● **Aim of the exercise**
Each entry below must be repeated word for word.

● **Data supplied**
========

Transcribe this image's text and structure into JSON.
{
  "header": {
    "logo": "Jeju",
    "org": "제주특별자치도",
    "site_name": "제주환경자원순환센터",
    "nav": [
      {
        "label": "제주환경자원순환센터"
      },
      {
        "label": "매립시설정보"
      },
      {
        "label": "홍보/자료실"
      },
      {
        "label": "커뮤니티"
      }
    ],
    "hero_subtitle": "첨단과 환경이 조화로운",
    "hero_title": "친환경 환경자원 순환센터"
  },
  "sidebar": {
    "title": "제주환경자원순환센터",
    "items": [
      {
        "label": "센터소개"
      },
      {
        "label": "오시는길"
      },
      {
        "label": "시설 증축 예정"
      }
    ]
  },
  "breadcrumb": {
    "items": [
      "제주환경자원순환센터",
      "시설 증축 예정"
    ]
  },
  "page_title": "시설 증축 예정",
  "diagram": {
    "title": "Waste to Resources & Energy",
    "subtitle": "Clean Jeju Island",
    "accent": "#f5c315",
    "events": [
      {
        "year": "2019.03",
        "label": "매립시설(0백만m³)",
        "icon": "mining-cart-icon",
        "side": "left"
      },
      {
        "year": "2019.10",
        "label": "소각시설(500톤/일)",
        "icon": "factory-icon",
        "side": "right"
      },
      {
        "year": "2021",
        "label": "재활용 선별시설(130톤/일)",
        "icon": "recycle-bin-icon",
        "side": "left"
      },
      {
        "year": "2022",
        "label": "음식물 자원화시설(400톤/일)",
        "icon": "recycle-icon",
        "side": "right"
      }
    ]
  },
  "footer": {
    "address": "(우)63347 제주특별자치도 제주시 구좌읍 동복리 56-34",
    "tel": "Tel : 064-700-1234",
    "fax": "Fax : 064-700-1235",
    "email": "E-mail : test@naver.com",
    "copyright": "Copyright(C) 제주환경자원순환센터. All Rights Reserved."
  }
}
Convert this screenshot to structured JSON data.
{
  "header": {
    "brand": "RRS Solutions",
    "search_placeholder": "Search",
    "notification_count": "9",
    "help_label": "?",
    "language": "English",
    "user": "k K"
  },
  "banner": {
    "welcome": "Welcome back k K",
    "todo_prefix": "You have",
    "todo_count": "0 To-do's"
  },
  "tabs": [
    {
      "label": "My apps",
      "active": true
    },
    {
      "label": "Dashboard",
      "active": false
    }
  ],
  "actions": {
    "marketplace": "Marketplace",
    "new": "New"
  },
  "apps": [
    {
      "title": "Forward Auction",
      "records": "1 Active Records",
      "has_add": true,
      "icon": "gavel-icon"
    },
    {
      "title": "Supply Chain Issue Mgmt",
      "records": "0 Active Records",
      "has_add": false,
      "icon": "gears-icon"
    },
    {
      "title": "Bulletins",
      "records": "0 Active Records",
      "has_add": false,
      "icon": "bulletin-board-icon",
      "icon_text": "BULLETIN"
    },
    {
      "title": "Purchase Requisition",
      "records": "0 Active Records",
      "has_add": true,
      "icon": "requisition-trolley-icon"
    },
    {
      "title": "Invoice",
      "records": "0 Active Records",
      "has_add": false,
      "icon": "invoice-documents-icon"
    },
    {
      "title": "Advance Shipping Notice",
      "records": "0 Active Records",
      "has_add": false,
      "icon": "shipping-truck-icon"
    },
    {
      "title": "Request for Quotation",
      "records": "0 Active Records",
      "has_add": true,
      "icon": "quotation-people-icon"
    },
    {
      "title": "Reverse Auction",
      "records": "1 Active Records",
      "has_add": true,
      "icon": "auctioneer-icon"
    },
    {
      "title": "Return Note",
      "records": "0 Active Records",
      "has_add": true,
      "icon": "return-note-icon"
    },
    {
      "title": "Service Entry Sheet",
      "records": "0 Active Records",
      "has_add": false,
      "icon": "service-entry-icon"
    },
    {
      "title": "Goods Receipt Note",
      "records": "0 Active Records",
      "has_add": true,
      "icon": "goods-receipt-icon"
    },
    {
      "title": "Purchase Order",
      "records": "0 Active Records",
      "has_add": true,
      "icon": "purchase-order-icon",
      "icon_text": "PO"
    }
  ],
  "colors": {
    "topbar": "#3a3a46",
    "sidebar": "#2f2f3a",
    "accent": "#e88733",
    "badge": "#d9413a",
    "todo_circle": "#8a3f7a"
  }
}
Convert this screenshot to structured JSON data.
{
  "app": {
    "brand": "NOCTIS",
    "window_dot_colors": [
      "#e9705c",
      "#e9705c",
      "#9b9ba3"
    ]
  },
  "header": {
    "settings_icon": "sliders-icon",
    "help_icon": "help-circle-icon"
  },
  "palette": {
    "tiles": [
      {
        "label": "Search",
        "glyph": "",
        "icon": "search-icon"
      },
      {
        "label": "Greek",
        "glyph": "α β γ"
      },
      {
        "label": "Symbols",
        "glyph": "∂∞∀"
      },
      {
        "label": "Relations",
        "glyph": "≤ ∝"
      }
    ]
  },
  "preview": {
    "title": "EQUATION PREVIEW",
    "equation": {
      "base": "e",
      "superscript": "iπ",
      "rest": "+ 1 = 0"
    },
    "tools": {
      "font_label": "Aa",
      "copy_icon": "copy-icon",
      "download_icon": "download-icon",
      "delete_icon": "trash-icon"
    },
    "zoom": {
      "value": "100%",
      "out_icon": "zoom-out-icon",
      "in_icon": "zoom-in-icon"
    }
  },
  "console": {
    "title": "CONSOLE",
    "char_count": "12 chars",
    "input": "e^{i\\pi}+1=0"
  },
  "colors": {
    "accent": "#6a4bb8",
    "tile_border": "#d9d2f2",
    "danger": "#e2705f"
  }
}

========

● **Full answer**
Transcribe this image's text and structure into JSON.
{
  "header": {
    "logo": "Jeju",
    "org": "제주특별자치도",
    "site_name": "제주환경자원순환센터",
    "nav": [
      {
        "label": "제주환경자원순환센터"
      },
      {
        "label": "매립시설정보"
      },
      {
        "label": "홍보/자료실"
      },
      {
        "label": "커뮤니티"
      }
    ],
    "hero_subtitle": "첨단과 환경이 조화로운",
    "hero_title": "친환경 환경자원 순환센터"
  },
  "sidebar": {
    "title": "제주환경자원순환센터",
    "items": [
      {
        "label": "센터소개"
      },
      {
        "label": "오시는길"
      },
      {
        "label": "시설 증축 예정"
      }
    ]
  },
  "breadcrumb": {
    "items": [
      "제주환경자원순환센터",
      "시설 증축 예정"
    ]
  },
  "page_title": "시설 증축 예정",
  "diagram": {
    "title": "Waste to Resources & Energy",
    "subtitle": "Clean Jeju Island",
    "accent": "#f5c315",
    "events": [
      {
        "year": "2019.03",
        "label": "매립시설(0백만m³)",
        "icon": "mining-cart-icon",
        "side": "left"
      },
      {
        "year": "2019.10",
        "label": "소각시설(500톤/일)",
        "icon": "factory-icon",
        "side": "right"
      },
      {
        "year": "2021",
        "label": "재활용 선별시설(130톤/일)",
        "icon": "recycle-bin-icon",
        "side": "left"
      },
      {
        "year": "2022",
        "label": "음식물 자원화시설(400톤/일)",
        "icon": "recycle-icon",
        "side": "right"
      }
    ]
  },
  "footer": {
    "address": "(우)63347 제주특별자치도 제주시 구좌읍 동복리 56-34",
    "tel": "Tel : 064-700-1234",
    "fax": "Fax : 064-700-1235",
    "email": "E-mail : test@naver.com",
    "copyright": "Copyright(C) 제주환경자원순환센터. All Rights Reserved."
  }
}
Convert this screenshot to structured JSON data.
{
  "header": {
    "brand": "RRS Solutions",
    "search_placeholder": "Search",
    "notification_count": "9",
    "help_label": "?",
    "language": "English",
    "user": "k K"
  },
  "banner": {
    "welcome": "Welcome back k K",
    "todo_prefix": "You have",
    "todo_count": "0 To-do's"
  },
  "tabs": [
    {
      "label": "My apps",
      "active": true
    },
    {
      "label": "Dashboard",
      "active": false
    }
  ],
  "actions": {
    "marketplace": "Marketplace",
    "new": "New"
  },
  "apps": [
    {
      "title": "Forward Auction",
      "records": "1 Active Records",
      "has_add": true,
      "icon": "gavel-icon"
    },
    {
      "title": "Supply Chain Issue Mgmt",
      "records": "0 Active Records",
      "has_add": false,
      "icon": "gears-icon"
    },
    {
      "title": "Bulletins",
      "records": "0 Active Records",
      "has_add": false,
      "icon": "bulletin-board-icon",
      "icon_text": "BULLETIN"
    },
    {
      "title": "Purchase Requisition",
      "records": "0 Active Records",
      "has_add": true,
      "icon": "requisition-trolley-icon"
    },
    {
      "title": "Invoice",
      "records": "0 Active Records",
      "has_add": false,
      "icon": "invoice-documents-icon"
    },
    {
      "title": "Advance Shipping Notice",
      "records": "0 Active Records",
      "has_add": false,
      "icon": "shipping-truck-icon"
    },
    {
      "title": "Request for Quotation",
      "records": "0 Active Records",
      "has_add": true,
      "icon": "quotation-people-icon"
    },
    {
      "title": "Reverse Auction",
      "records": "1 Active Records",
      "has_add": true,
      "icon": "auctioneer-icon"
    },
    {
      "title": "Return Note",
      "records": "0 Active Records",
      "has_add": true,
      "icon": "return-note-icon"
    },
    {
      "title": "Service Entry Sheet",
      "records": "0 Active Records",
      "has_add": false,
      "icon": "service-entry-icon"
    },
    {
      "title": "Goods Receipt Note",
      "records": "0 Active Records",
      "has_add": true,
      "icon": "goods-receipt-icon"
    },
    {
      "title": "Purchase Order",
      "records": "0 Active Records",
      "has_add": true,
      "icon": "purchase-order-icon",
      "icon_text": "PO"
    }
  ],
  "colors": {
    "topbar": "#3a3a46",
    "sidebar": "#2f2f3a",
    "accent": "#e88733",
    "badge": "#d9413a",
    "todo_circle": "#8a3f7a"
  }
}
Convert this screenshot to structured JSON data.
{
  "app": {
    "brand": "NOCTIS",
    "window_dot_colors": [
      "#e9705c",
      "#e9705c",
      "#9b9ba3"
    ]
  },
  "header": {
    "settings_icon": "sliders-icon",
    "help_icon": "help-circle-icon"
  },
  "palette": {
    "tiles": [
      {
        "label": "Search",
        "glyph": "",
        "icon": "search-icon"
      },
      {
        "label": "Greek",
        "glyph": "α β γ"
      },
      {
        "label": "Symbols",
        "glyph": "∂∞∀"
      },
      {
        "label": "Relations",
        "glyph": "≤ ∝"
      }
    ]
  },
  "preview": {
    "title": "EQUATION PREVIEW",
    "equation": {
      "base": "e",
      "superscript": "iπ",
      "rest": "+ 1 = 0"
    },
    "tools": {
      "font_label": "Aa",
      "copy_icon": "copy-icon",
      "download_icon": "download-icon",
      "delete_icon": "trash-icon"
    },
    "zoom": {
      "value": "100%",
      "out_icon": "zoom-out-icon",
      "in_icon": "zoom-in-icon"
    }
  },
  "console": {
    "title": "CONSOLE",
    "char_count": "12 chars",
    "input": "e^{i\\pi}+1=0"
  },
  "colors": {
    "accent": "#6a4bb8",
    "tile_border": "#d9d2f2",
    "danger": "#e2705f"
  }
}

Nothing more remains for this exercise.